• [EXERCISE PROMPT]: Update the lines below by replacing each occurrence of "No bonus" with "Bonus pending" and leaving everything else unchanged.

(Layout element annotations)

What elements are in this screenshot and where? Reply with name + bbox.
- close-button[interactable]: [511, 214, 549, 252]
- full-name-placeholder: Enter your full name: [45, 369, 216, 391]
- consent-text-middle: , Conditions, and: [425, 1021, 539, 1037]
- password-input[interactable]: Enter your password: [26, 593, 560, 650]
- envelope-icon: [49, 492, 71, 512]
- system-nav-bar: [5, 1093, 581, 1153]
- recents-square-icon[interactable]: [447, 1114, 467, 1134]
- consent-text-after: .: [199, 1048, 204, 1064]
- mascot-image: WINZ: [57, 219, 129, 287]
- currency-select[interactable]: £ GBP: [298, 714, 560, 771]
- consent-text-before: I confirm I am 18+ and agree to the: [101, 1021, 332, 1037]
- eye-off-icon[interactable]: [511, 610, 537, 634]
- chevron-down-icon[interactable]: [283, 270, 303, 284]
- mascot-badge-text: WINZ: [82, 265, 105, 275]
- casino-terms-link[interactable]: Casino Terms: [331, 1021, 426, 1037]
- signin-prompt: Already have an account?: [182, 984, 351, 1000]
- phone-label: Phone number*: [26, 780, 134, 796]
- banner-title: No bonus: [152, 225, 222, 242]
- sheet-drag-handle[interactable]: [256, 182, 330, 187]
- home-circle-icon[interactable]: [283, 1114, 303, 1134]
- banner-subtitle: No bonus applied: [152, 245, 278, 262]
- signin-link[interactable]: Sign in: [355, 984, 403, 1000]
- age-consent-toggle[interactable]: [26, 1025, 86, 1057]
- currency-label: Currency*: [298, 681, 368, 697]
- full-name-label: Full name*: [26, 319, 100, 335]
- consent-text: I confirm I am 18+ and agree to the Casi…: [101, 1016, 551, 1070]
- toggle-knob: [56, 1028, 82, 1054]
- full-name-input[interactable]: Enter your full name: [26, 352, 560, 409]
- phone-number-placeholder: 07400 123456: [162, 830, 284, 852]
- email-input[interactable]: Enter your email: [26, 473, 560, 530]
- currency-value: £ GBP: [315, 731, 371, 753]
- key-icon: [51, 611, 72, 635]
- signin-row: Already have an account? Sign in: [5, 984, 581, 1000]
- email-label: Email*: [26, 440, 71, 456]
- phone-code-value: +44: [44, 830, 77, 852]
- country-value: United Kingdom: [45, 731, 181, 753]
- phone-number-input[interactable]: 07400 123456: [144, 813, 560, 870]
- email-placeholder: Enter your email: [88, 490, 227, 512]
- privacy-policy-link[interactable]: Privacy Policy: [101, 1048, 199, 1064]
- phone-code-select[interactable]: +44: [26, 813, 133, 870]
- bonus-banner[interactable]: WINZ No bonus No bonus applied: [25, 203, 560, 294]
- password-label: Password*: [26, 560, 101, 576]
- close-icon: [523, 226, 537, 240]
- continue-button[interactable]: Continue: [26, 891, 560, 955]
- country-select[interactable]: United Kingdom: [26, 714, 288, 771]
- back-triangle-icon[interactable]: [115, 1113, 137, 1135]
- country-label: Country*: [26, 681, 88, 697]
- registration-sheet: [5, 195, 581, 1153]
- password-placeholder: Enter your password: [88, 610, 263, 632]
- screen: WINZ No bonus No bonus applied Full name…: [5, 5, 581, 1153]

• [EXERCISE RESULT]:
What elements are in this screenshot and where? Reply with name + bbox.
- close-button[interactable]: [511, 214, 549, 252]
- full-name-placeholder: Enter your full name: [45, 369, 216, 391]
- consent-text-middle: , Conditions, and: [425, 1021, 539, 1037]
- password-input[interactable]: Enter your password: [26, 593, 560, 650]
- envelope-icon: [49, 492, 71, 512]
- system-nav-bar: [5, 1093, 581, 1153]
- recents-square-icon[interactable]: [447, 1114, 467, 1134]
- consent-text-after: .: [199, 1048, 204, 1064]
- mascot-image: WINZ: [57, 219, 129, 287]
- currency-select[interactable]: £ GBP: [298, 714, 560, 771]
- consent-text-before: I confirm I am 18+ and agree to the: [101, 1021, 332, 1037]
- eye-off-icon[interactable]: [511, 610, 537, 634]
- chevron-down-icon[interactable]: [283, 270, 303, 284]
- mascot-badge-text: WINZ: [82, 265, 105, 275]
- casino-terms-link[interactable]: Casino Terms: [331, 1021, 426, 1037]
- signin-prompt: Already have an account?: [182, 984, 351, 1000]
- phone-label: Phone number*: [26, 780, 134, 796]
- banner-title: Bonus pending: [152, 225, 222, 242]
- sheet-drag-handle[interactable]: [256, 182, 330, 187]
- home-circle-icon[interactable]: [283, 1114, 303, 1134]
- banner-subtitle: Bonus pending applied: [152, 245, 278, 262]
- signin-link[interactable]: Sign in: [355, 984, 403, 1000]
- age-consent-toggle[interactable]: [26, 1025, 86, 1057]
- currency-label: Currency*: [298, 681, 368, 697]
- full-name-label: Full name*: [26, 319, 100, 335]
- consent-text: I confirm I am 18+ and agree to the Casi…: [101, 1016, 551, 1070]
- toggle-knob: [56, 1028, 82, 1054]
- full-name-input[interactable]: Enter your full name: [26, 352, 560, 409]
- phone-number-placeholder: 07400 123456: [162, 830, 284, 852]
- email-input[interactable]: Enter your email: [26, 473, 560, 530]
- currency-value: £ GBP: [315, 731, 371, 753]
- key-icon: [51, 611, 72, 635]
- signin-row: Already have an account? Sign in: [5, 984, 581, 1000]
- email-label: Email*: [26, 440, 71, 456]
- phone-code-value: +44: [44, 830, 77, 852]
- country-value: United Kingdom: [45, 731, 181, 753]
- phone-number-input[interactable]: 07400 123456: [144, 813, 560, 870]
- email-placeholder: Enter your email: [88, 490, 227, 512]
- privacy-policy-link[interactable]: Privacy Policy: [101, 1048, 199, 1064]
- phone-code-select[interactable]: +44: [26, 813, 133, 870]
- bonus-banner[interactable]: WINZ Bonus pending Bonus pending applied: [25, 203, 560, 294]
- password-label: Password*: [26, 560, 101, 576]
- close-icon: [523, 226, 537, 240]
- continue-button[interactable]: Continue: [26, 891, 560, 955]
- country-select[interactable]: United Kingdom: [26, 714, 288, 771]
- back-triangle-icon[interactable]: [115, 1113, 137, 1135]
- country-label: Country*: [26, 681, 88, 697]
- registration-sheet: [5, 195, 581, 1153]
- password-placeholder: Enter your password: [88, 610, 263, 632]
- screen: WINZ Bonus pending Bonus pending applied Full name…: [5, 5, 581, 1153]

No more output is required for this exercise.